**Records about charts and figures**.

____

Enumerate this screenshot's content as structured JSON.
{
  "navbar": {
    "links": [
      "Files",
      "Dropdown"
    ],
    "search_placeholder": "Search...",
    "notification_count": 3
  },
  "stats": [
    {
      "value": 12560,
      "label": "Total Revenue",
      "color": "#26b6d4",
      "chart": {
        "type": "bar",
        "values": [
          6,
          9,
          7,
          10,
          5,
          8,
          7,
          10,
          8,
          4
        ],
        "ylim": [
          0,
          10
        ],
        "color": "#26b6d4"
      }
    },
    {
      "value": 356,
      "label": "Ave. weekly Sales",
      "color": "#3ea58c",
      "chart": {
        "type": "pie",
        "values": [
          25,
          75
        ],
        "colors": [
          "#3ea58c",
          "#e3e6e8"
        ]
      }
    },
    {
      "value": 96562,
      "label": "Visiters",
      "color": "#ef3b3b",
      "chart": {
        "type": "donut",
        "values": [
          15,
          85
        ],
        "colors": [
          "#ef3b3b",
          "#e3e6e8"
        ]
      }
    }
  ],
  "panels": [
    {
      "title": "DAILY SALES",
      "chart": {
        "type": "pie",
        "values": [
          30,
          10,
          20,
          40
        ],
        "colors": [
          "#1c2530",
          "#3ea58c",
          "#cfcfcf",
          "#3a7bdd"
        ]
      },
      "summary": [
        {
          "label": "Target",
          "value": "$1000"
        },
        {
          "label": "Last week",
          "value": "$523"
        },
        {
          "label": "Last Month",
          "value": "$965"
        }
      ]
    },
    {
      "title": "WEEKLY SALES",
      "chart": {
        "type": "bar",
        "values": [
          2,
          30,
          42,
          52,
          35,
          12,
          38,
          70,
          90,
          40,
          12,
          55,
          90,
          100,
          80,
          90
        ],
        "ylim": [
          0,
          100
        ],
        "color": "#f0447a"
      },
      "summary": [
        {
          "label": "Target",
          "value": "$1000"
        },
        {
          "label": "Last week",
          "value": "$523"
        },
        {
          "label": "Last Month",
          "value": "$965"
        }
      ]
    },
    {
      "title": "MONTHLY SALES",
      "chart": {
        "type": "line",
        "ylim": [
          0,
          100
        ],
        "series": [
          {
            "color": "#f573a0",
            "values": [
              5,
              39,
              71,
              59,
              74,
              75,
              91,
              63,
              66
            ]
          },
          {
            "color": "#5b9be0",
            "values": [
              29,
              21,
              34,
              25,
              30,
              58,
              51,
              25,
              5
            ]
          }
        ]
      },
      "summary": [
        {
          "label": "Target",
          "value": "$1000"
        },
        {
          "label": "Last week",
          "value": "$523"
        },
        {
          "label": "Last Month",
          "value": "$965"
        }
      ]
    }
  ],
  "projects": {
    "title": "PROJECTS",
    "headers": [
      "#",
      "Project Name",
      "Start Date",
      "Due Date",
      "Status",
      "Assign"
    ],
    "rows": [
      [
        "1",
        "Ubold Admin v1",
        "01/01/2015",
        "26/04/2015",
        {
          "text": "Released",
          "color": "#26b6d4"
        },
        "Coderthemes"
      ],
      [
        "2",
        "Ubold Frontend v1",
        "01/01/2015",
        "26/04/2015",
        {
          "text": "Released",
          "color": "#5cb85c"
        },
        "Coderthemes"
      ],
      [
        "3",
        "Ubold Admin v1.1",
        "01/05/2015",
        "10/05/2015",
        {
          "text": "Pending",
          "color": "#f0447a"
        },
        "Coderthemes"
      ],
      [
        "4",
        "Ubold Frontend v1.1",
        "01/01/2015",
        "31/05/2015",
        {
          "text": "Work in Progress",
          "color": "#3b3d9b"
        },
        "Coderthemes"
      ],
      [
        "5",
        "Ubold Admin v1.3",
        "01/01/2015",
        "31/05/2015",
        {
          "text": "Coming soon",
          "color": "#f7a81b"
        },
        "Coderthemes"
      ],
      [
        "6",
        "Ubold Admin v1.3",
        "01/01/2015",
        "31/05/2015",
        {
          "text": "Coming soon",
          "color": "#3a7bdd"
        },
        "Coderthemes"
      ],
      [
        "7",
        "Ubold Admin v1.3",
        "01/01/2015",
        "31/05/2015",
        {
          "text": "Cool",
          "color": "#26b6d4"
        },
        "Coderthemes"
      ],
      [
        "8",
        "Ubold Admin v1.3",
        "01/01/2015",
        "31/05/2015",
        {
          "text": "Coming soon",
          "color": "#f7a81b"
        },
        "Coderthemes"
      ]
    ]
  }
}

____

**The task**.
Every entry should be output exactly as written, please.

**Correct result**.
Enumerate this screenshot's content as structured JSON.
{
  "navbar": {
    "links": [
      "Files",
      "Dropdown"
    ],
    "search_placeholder": "Search...",
    "notification_count": 3
  },
  "stats": [
    {
      "value": 12560,
      "label": "Total Revenue",
      "color": "#26b6d4",
      "chart": {
        "type": "bar",
        "values": [
          6,
          9,
          7,
          10,
          5,
          8,
          7,
          10,
          8,
          4
        ],
        "ylim": [
          0,
          10
        ],
        "color": "#26b6d4"
      }
    },
    {
      "value": 356,
      "label": "Ave. weekly Sales",
      "color": "#3ea58c",
      "chart": {
        "type": "pie",
        "values": [
          25,
          75
        ],
        "colors": [
          "#3ea58c",
          "#e3e6e8"
        ]
      }
    },
    {
      "value": 96562,
      "label": "Visiters",
      "color": "#ef3b3b",
      "chart": {
        "type": "donut",
        "values": [
          15,
          85
        ],
        "colors": [
          "#ef3b3b",
          "#e3e6e8"
        ]
      }
    }
  ],
  "panels": [
    {
      "title": "DAILY SALES",
      "chart": {
        "type": "pie",
        "values": [
          30,
          10,
          20,
          40
        ],
        "colors": [
          "#1c2530",
          "#3ea58c",
          "#cfcfcf",
          "#3a7bdd"
        ]
      },
      "summary": [
        {
          "label": "Target",
          "value": "$1000"
        },
        {
          "label": "Last week",
          "value": "$523"
        },
        {
          "label": "Last Month",
          "value": "$965"
        }
      ]
    },
    {
      "title": "WEEKLY SALES",
      "chart": {
        "type": "bar",
        "values": [
          2,
          30,
          42,
          52,
          35,
          12,
          38,
          70,
          90,
          40,
          12,
          55,
          90,
          100,
          80,
          90
        ],
        "ylim": [
          0,
          100
        ],
        "color": "#f0447a"
      },
      "summary": [
        {
          "label": "Target",
          "value": "$1000"
        },
        {
          "label": "Last week",
          "value": "$523"
        },
        {
          "label": "Last Month",
          "value": "$965"
        }
      ]
    },
    {
      "title": "MONTHLY SALES",
      "chart": {
        "type": "line",
        "ylim": [
          0,
          100
        ],
        "series": [
          {
            "color": "#f573a0",
            "values": [
              5,
              39,
              71,
              59,
              74,
              75,
              91,
              63,
              66
            ]
          },
          {
            "color": "#5b9be0",
            "values": [
              29,
              21,
              34,
              25,
              30,
              58,
              51,
              25,
              5
            ]
          }
        ]
      },
      "summary": [
        {
          "label": "Target",
          "value": "$1000"
        },
        {
          "label": "Last week",
          "value": "$523"
        },
        {
          "label": "Last Month",
          "value": "$965"
        }
      ]
    }
  ],
  "projects": {
    "title": "PROJECTS",
    "headers": [
      "#",
      "Project Name",
      "Start Date",
      "Due Date",
      "Status",
      "Assign"
    ],
    "rows": [
      [
        "1",
        "Ubold Admin v1",
        "01/01/2015",
        "26/04/2015",
        {
          "text": "Released",
          "color": "#26b6d4"
        },
        "Coderthemes"
      ],
      [
        "2",
        "Ubold Frontend v1",
        "01/01/2015",
        "26/04/2015",
        {
          "text": "Released",
          "color": "#5cb85c"
        },
        "Coderthemes"
      ],
      [
        "3",
        "Ubold Admin v1.1",
        "01/05/2015",
        "10/05/2015",
        {
          "text": "Pending",
          "color": "#f0447a"
        },
        "Coderthemes"
      ],
      [
        "4",
        "Ubold Frontend v1.1",
        "01/01/2015",
        "31/05/2015",
        {
          "text": "Work in Progress",
          "color": "#3b3d9b"
        },
        "Coderthemes"
      ],
      [
        "5",
        "Ubold Admin v1.3",
        "01/01/2015",
        "31/05/2015",
        {
          "text": "Coming soon",
          "color": "#f7a81b"
        },
        "Coderthemes"
      ],
      [
        "6",
        "Ubold Admin v1.3",
        "01/01/2015",
        "31/05/2015",
        {
          "text": "Coming soon",
          "color": "#3a7bdd"
        },
        "Coderthemes"
      ],
      [
        "7",
        "Ubold Admin v1.3",
        "01/01/2015",
        "31/05/2015",
        {
          "text": "Cool",
          "color": "#26b6d4"
        },
        "Coderthemes"
      ],
      [
        "8",
        "Ubold Admin v1.3",
        "01/01/2015",
        "31/05/2015",
        {
          "text": "Coming soon",
          "color": "#f7a81b"
        },
        "Coderthemes"
      ]
    ]
  }
}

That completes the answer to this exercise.